* Problem statement
All lines in the data bearing the string "Helper" should be identified and copied.

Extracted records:
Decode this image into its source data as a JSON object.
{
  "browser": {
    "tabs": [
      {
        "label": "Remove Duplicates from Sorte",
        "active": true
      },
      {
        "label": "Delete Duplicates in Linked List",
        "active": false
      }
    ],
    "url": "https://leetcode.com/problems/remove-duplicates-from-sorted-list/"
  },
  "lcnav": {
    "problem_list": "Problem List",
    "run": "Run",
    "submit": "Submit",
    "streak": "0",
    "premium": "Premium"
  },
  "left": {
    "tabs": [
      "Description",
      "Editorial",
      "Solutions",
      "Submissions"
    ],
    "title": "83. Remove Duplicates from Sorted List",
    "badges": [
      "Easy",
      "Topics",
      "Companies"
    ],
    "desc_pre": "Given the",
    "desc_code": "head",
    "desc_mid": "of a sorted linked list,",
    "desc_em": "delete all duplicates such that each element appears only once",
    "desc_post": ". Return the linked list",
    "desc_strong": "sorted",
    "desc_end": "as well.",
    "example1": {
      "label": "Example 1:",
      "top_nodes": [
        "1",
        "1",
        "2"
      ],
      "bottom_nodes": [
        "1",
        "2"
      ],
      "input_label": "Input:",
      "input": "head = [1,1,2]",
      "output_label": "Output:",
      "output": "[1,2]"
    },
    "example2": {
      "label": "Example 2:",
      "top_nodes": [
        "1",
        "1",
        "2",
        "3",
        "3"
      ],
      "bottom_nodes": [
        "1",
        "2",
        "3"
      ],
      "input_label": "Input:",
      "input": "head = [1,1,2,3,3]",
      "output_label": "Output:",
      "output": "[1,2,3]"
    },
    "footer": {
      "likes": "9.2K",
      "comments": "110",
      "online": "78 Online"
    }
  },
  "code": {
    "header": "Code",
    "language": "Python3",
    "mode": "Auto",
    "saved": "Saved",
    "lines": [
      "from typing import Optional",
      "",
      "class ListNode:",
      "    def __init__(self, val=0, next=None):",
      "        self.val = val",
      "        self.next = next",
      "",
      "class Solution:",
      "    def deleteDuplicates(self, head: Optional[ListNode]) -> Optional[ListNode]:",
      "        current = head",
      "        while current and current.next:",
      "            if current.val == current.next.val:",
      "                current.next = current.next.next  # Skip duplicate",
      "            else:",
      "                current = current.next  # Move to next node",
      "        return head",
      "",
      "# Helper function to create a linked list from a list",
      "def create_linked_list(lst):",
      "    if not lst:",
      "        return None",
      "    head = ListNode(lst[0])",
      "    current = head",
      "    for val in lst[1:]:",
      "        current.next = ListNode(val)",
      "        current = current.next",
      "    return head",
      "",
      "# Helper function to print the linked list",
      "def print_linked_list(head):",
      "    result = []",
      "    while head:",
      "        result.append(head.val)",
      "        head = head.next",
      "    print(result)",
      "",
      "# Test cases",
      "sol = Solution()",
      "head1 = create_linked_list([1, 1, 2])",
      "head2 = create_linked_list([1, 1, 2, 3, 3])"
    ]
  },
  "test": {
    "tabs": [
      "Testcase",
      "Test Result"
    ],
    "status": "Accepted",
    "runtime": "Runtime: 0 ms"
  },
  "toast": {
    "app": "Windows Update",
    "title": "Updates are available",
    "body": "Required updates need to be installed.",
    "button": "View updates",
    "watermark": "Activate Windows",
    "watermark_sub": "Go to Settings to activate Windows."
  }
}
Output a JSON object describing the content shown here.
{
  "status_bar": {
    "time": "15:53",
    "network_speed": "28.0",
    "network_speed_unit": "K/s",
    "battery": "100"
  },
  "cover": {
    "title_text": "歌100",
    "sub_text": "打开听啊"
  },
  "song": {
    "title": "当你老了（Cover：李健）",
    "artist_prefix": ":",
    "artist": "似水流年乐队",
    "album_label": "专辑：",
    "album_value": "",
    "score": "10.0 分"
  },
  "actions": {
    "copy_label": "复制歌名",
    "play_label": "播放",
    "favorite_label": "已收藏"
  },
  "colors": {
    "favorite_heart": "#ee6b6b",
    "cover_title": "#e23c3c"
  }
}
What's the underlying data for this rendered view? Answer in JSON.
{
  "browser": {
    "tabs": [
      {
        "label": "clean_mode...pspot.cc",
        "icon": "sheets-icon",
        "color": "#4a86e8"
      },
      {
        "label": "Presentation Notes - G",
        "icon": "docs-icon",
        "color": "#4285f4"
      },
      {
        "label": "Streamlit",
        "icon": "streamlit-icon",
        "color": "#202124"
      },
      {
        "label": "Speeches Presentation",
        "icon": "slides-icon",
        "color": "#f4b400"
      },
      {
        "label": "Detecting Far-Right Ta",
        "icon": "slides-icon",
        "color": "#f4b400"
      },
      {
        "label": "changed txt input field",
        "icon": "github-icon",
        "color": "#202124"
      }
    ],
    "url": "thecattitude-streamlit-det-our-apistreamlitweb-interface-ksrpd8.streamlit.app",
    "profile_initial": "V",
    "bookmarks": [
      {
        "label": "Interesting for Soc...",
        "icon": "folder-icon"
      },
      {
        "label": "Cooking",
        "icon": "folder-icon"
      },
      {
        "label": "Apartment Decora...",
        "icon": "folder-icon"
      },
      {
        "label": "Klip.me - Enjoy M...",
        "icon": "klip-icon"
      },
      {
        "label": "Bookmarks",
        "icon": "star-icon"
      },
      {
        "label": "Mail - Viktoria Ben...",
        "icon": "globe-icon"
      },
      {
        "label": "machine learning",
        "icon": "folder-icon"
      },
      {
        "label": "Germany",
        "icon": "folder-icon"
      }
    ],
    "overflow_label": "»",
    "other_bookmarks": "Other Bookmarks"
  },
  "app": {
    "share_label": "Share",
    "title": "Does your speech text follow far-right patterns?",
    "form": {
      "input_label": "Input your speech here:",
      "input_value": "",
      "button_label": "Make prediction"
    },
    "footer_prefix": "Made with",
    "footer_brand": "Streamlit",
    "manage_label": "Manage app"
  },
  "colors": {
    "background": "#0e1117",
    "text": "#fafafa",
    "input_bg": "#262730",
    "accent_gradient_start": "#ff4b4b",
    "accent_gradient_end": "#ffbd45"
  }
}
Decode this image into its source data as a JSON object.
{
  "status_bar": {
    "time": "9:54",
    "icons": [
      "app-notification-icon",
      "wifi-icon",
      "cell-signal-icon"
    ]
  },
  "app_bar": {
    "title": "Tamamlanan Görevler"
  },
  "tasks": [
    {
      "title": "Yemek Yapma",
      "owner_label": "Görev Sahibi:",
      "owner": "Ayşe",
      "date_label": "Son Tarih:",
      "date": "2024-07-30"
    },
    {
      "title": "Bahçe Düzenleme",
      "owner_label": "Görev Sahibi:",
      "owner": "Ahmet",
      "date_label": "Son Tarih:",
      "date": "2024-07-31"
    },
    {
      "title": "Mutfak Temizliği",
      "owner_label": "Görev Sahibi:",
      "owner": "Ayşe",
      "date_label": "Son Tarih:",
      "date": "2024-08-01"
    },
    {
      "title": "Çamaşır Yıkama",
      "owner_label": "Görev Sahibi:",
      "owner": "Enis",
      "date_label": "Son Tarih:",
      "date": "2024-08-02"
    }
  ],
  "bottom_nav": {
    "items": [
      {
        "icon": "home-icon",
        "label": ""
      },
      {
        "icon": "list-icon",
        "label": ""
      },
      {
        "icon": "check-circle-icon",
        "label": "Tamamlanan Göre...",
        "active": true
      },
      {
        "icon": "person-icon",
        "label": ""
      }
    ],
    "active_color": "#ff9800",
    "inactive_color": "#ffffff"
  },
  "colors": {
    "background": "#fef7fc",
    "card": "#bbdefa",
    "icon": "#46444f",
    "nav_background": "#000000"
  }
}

* Reply to the task
      "# Helper function to create a linked list from a list",
      "# Helper function to print the linked list",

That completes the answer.